> **DIRECTIONS**
Find the lines below that contain the string "name". Copy each one.

> **SOURCE DATA**
################
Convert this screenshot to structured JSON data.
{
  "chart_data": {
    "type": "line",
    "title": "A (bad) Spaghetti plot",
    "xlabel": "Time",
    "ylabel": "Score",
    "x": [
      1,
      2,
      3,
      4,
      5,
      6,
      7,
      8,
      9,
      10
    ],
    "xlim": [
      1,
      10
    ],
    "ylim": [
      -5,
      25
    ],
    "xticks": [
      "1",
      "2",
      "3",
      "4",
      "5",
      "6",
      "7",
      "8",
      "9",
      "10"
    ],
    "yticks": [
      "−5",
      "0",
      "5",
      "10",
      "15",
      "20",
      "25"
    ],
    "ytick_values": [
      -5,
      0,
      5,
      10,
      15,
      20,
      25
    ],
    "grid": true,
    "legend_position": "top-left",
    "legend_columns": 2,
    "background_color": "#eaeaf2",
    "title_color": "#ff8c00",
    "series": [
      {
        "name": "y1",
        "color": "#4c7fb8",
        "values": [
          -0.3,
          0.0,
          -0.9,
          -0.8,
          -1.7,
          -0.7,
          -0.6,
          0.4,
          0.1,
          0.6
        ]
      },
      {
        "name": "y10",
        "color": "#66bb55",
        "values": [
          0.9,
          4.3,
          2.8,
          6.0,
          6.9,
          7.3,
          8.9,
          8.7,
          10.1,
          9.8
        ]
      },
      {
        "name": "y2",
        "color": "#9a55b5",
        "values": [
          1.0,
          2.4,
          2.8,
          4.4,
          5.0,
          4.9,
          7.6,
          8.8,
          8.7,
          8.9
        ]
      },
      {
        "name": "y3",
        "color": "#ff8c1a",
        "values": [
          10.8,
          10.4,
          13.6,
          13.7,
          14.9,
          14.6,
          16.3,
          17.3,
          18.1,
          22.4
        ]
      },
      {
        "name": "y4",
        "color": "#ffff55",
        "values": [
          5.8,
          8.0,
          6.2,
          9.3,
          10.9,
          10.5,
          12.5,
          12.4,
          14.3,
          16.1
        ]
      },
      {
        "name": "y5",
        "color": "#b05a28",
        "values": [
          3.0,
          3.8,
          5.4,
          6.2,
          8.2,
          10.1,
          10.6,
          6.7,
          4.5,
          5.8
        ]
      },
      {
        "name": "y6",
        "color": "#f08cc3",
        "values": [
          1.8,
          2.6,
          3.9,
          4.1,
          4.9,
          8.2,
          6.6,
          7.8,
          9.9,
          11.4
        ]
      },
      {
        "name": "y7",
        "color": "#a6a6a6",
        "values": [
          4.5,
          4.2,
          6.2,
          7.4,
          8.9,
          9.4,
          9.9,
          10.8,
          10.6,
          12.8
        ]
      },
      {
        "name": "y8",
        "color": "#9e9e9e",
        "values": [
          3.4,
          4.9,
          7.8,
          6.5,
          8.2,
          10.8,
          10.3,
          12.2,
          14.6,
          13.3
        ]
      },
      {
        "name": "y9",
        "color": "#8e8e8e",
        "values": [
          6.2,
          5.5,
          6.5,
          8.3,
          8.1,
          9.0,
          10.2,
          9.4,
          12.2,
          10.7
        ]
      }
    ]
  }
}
################
> **OUTPUT FOR THIS TASK**
        "name": "y1",
        "name": "y10",
        "name": "y2",
        "name": "y3",
        "name": "y4",
        "name": "y5",
        "name": "y6",
        "name": "y7",
        "name": "y8",
        "name": "y9",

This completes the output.